§ **CHALLENGE**
Return every entry exactly as written.

********

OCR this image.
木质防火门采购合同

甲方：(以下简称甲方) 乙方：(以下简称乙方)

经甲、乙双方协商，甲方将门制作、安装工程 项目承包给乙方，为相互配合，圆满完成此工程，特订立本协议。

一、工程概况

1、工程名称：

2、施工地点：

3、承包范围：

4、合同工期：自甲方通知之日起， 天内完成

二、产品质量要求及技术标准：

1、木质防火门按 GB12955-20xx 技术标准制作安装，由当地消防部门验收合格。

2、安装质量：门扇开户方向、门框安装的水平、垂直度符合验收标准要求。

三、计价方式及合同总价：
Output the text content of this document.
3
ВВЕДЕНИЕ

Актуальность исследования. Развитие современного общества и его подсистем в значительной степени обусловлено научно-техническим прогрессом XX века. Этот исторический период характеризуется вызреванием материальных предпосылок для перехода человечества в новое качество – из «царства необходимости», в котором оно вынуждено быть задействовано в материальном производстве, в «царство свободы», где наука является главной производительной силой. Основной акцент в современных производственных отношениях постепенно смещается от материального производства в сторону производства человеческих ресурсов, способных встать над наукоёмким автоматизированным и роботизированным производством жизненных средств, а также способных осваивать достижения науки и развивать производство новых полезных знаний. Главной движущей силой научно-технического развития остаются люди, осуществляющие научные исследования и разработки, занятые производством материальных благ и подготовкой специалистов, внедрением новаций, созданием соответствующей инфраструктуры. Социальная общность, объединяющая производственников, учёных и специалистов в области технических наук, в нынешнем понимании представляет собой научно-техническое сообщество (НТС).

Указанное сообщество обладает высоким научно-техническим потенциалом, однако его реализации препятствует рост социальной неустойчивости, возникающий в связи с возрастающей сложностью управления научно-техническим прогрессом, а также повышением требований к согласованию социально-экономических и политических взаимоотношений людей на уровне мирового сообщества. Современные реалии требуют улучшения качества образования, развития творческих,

********

§ **EXERCISE RESPONSE**
OCR this image.
木质防火门采购合同

甲方：(以下简称甲方) 乙方：(以下简称乙方)

经甲、乙双方协商，甲方将门制作、安装工程 项目承包给乙方，为相互配合，圆满完成此工程，特订立本协议。

一、工程概况

1、工程名称：

2、施工地点：

3、承包范围：

4、合同工期：自甲方通知之日起， 天内完成

二、产品质量要求及技术标准：

1、木质防火门按 GB12955-20xx 技术标准制作安装，由当地消防部门验收合格。

2、安装质量：门扇开户方向、门框安装的水平、垂直度符合验收标准要求。

三、计价方式及合同总价：
Output the text content of this document.
3
ВВЕДЕНИЕ

Актуальность исследования. Развитие современного общества и его подсистем в значительной степени обусловлено научно-техническим прогрессом XX века. Этот исторический период характеризуется вызреванием материальных предпосылок для перехода человечества в новое качество – из «царства необходимости», в котором оно вынуждено быть задействовано в материальном производстве, в «царство свободы», где наука является главной производительной силой. Основной акцент в современных производственных отношениях постепенно смещается от материального производства в сторону производства человеческих ресурсов, способных встать над наукоёмким автоматизированным и роботизированным производством жизненных средств, а также способных осваивать достижения науки и развивать производство новых полезных знаний. Главной движущей силой научно-технического развития остаются люди, осуществляющие научные исследования и разработки, занятые производством материальных благ и подготовкой специалистов, внедрением новаций, созданием соответствующей инфраструктуры. Социальная общность, объединяющая производственников, учёных и специалистов в области технических наук, в нынешнем понимании представляет собой научно-техническое сообщество (НТС).

Указанное сообщество обладает высоким научно-техническим потенциалом, однако его реализации препятствует рост социальной неустойчивости, возникающий в связи с возрастающей сложностью управления научно-техническим прогрессом, а также повышением требований к согласованию социально-экономических и политических взаимоотношений людей на уровне мирового сообщества. Современные реалии требуют улучшения качества образования, развития творческих,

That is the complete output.